■ Do this: Pull every line that holds the word "Traffic" from the entries.

[Stored data]
════════════════

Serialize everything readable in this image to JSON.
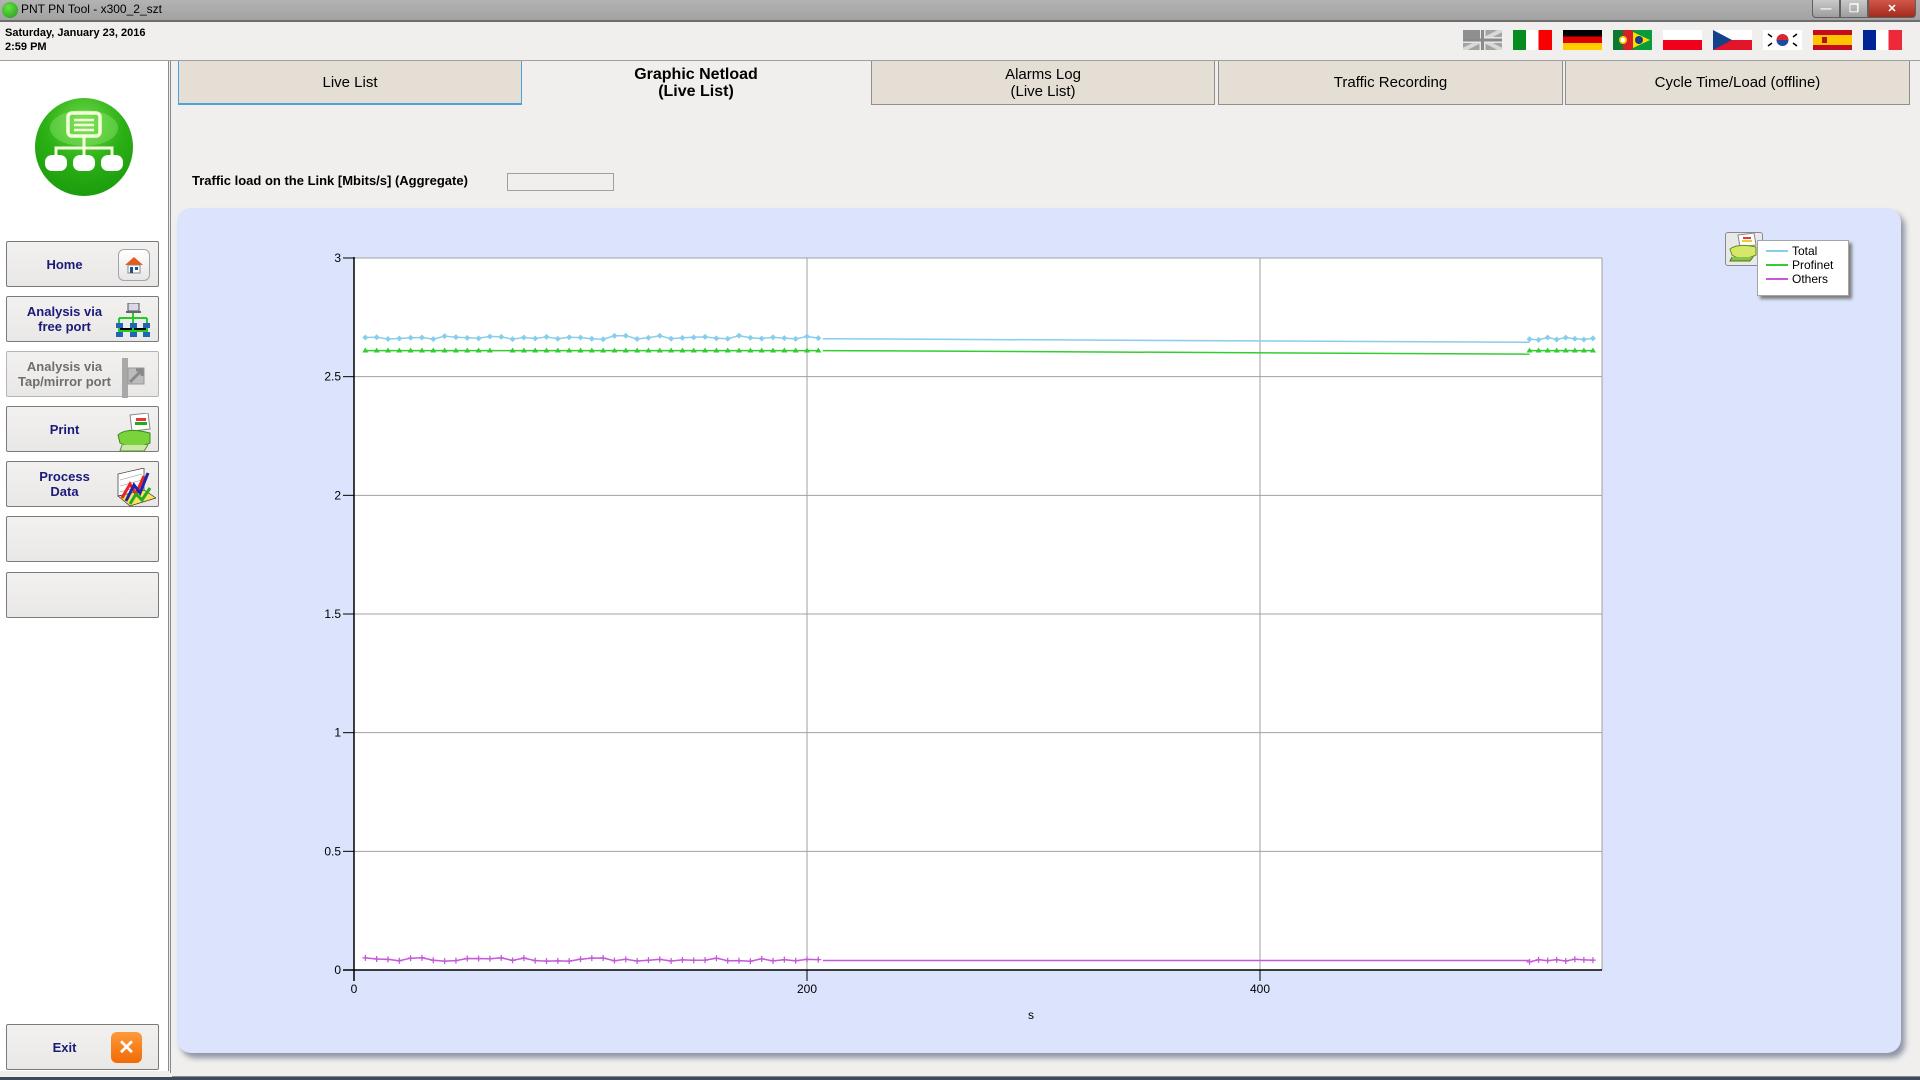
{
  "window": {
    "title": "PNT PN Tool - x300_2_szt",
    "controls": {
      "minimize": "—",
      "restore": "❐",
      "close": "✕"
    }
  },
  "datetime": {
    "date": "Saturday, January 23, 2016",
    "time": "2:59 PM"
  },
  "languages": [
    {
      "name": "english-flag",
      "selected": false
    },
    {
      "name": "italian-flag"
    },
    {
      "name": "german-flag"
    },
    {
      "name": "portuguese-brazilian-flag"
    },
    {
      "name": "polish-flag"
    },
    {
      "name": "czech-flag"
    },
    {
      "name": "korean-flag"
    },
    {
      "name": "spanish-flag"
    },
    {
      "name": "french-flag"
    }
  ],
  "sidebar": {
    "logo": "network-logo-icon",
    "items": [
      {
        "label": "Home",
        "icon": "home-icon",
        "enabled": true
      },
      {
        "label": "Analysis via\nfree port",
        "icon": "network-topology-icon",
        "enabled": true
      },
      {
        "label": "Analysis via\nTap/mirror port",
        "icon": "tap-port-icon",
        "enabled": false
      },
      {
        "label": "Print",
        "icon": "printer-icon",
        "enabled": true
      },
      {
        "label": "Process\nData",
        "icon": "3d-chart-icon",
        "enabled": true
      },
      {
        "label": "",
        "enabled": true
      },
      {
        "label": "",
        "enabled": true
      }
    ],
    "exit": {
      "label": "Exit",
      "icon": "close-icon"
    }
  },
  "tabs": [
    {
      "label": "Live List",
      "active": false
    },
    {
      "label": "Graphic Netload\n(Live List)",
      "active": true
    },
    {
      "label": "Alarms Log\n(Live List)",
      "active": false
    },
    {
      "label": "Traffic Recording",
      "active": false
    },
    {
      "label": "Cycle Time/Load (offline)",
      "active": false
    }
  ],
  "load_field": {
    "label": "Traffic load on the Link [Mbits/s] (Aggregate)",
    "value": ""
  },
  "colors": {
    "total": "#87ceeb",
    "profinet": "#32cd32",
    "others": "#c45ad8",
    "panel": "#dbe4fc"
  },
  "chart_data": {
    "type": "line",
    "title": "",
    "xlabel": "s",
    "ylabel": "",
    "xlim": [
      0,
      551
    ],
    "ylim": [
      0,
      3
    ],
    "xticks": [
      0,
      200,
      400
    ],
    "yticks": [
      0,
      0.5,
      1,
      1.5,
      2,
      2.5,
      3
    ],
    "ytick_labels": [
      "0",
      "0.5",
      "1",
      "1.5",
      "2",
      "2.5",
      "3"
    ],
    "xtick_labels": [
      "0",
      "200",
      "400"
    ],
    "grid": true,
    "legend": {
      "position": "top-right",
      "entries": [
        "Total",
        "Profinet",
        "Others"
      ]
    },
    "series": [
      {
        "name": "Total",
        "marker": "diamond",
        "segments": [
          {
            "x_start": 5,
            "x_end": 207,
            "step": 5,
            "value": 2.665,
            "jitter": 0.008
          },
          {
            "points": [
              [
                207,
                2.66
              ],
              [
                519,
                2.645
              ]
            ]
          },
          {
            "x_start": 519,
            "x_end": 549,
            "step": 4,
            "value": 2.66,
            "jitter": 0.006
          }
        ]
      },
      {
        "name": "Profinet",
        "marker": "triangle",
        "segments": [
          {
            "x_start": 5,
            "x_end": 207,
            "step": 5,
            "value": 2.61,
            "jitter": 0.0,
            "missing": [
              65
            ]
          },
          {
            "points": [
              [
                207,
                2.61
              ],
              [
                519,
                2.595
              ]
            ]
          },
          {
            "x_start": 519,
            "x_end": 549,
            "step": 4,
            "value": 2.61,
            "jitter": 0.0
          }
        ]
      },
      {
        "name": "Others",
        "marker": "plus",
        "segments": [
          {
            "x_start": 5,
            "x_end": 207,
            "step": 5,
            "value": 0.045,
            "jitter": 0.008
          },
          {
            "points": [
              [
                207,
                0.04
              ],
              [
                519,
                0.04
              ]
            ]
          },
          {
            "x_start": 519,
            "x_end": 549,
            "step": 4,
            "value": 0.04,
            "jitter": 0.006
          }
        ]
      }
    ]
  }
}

════════════════

■ Final result:
      "label": "Traffic Recording",
    "label": "Traffic load on the Link [Mbits/s] (Aggregate)",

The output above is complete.